[Start SOURCE DATA]
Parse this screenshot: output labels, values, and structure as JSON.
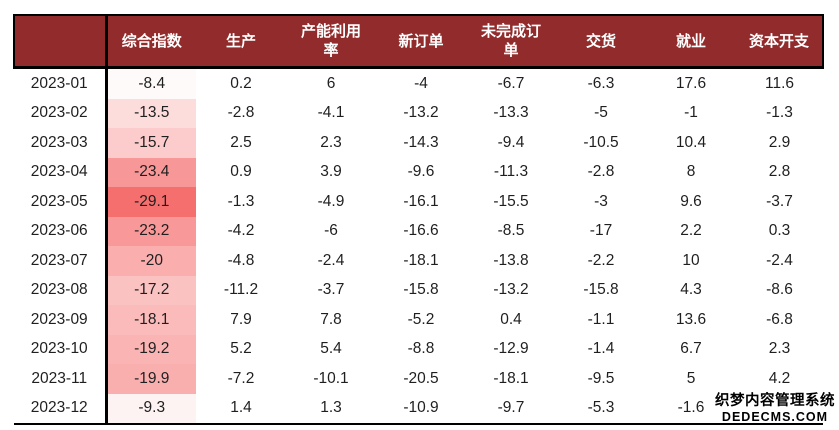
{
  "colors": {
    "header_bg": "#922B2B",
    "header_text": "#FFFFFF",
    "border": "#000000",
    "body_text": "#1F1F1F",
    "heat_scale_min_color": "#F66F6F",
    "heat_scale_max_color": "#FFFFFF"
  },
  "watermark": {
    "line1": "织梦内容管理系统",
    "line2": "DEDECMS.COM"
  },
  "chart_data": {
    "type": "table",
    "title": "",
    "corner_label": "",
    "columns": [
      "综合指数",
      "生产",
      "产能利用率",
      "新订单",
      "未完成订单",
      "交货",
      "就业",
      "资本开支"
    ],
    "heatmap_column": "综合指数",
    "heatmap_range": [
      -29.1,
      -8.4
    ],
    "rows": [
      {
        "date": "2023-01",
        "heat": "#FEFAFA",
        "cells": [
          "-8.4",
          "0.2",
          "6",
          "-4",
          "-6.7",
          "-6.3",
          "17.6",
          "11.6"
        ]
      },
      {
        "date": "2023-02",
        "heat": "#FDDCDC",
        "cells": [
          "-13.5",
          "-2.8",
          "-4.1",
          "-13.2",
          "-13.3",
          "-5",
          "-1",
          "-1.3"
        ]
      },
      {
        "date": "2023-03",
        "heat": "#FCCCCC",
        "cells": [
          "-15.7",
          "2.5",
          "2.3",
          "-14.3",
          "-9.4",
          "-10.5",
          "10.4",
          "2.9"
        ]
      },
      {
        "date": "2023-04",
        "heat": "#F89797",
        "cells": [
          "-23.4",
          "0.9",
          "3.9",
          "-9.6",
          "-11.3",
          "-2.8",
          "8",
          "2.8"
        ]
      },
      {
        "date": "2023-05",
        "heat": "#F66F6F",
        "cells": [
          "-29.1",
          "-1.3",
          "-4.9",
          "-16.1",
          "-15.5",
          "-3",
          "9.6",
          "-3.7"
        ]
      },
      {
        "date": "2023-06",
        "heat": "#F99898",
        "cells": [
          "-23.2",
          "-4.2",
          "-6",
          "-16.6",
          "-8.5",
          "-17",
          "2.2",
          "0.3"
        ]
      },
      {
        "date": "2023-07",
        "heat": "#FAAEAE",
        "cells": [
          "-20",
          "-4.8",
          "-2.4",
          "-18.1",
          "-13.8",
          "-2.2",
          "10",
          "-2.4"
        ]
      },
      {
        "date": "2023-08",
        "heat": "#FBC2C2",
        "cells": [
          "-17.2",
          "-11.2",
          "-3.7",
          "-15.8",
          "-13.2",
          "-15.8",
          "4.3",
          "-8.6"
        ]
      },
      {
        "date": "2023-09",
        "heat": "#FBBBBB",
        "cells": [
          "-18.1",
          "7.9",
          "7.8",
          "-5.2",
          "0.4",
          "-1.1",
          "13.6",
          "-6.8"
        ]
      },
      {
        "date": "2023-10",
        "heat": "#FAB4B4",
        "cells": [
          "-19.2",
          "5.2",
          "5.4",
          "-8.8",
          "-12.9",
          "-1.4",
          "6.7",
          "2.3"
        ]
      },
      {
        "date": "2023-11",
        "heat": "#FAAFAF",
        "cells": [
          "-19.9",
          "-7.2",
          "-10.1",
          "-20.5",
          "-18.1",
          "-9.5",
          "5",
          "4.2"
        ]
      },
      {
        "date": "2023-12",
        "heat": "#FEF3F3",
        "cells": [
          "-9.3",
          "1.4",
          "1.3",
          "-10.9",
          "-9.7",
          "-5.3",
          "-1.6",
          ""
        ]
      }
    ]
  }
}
[End SOURCE DATA]
#### EXERCISE DETAILS
Repeat the records in full, exactly as they appear, without the pictures.

#### TASK ANSWER
Parse this screenshot: output labels, values, and structure as JSON.
{
  "colors": {
    "header_bg": "#922B2B",
    "header_text": "#FFFFFF",
    "border": "#000000",
    "body_text": "#1F1F1F",
    "heat_scale_min_color": "#F66F6F",
    "heat_scale_max_color": "#FFFFFF"
  },
  "watermark": {
    "line1": "织梦内容管理系统",
    "line2": "DEDECMS.COM"
  },
  "chart_data": {
    "type": "table",
    "title": "",
    "corner_label": "",
    "columns": [
      "综合指数",
      "生产",
      "产能利用率",
      "新订单",
      "未完成订单",
      "交货",
      "就业",
      "资本开支"
    ],
    "heatmap_column": "综合指数",
    "heatmap_range": [
      -29.1,
      -8.4
    ],
    "rows": [
      {
        "date": "2023-01",
        "heat": "#FEFAFA",
        "cells": [
          "-8.4",
          "0.2",
          "6",
          "-4",
          "-6.7",
          "-6.3",
          "17.6",
          "11.6"
        ]
      },
      {
        "date": "2023-02",
        "heat": "#FDDCDC",
        "cells": [
          "-13.5",
          "-2.8",
          "-4.1",
          "-13.2",
          "-13.3",
          "-5",
          "-1",
          "-1.3"
        ]
      },
      {
        "date": "2023-03",
        "heat": "#FCCCCC",
        "cells": [
          "-15.7",
          "2.5",
          "2.3",
          "-14.3",
          "-9.4",
          "-10.5",
          "10.4",
          "2.9"
        ]
      },
      {
        "date": "2023-04",
        "heat": "#F89797",
        "cells": [
          "-23.4",
          "0.9",
          "3.9",
          "-9.6",
          "-11.3",
          "-2.8",
          "8",
          "2.8"
        ]
      },
      {
        "date": "2023-05",
        "heat": "#F66F6F",
        "cells": [
          "-29.1",
          "-1.3",
          "-4.9",
          "-16.1",
          "-15.5",
          "-3",
          "9.6",
          "-3.7"
        ]
      },
      {
        "date": "2023-06",
        "heat": "#F99898",
        "cells": [
          "-23.2",
          "-4.2",
          "-6",
          "-16.6",
          "-8.5",
          "-17",
          "2.2",
          "0.3"
        ]
      },
      {
        "date": "2023-07",
        "heat": "#FAAEAE",
        "cells": [
          "-20",
          "-4.8",
          "-2.4",
          "-18.1",
          "-13.8",
          "-2.2",
          "10",
          "-2.4"
        ]
      },
      {
        "date": "2023-08",
        "heat": "#FBC2C2",
        "cells": [
          "-17.2",
          "-11.2",
          "-3.7",
          "-15.8",
          "-13.2",
          "-15.8",
          "4.3",
          "-8.6"
        ]
      },
      {
        "date": "2023-09",
        "heat": "#FBBBBB",
        "cells": [
          "-18.1",
          "7.9",
          "7.8",
          "-5.2",
          "0.4",
          "-1.1",
          "13.6",
          "-6.8"
        ]
      },
      {
        "date": "2023-10",
        "heat": "#FAB4B4",
        "cells": [
          "-19.2",
          "5.2",
          "5.4",
          "-8.8",
          "-12.9",
          "-1.4",
          "6.7",
          "2.3"
        ]
      },
      {
        "date": "2023-11",
        "heat": "#FAAFAF",
        "cells": [
          "-19.9",
          "-7.2",
          "-10.1",
          "-20.5",
          "-18.1",
          "-9.5",
          "5",
          "4.2"
        ]
      },
      {
        "date": "2023-12",
        "heat": "#FEF3F3",
        "cells": [
          "-9.3",
          "1.4",
          "1.3",
          "-10.9",
          "-9.7",
          "-5.3",
          "-1.6",
          ""
        ]
      }
    ]
  }
}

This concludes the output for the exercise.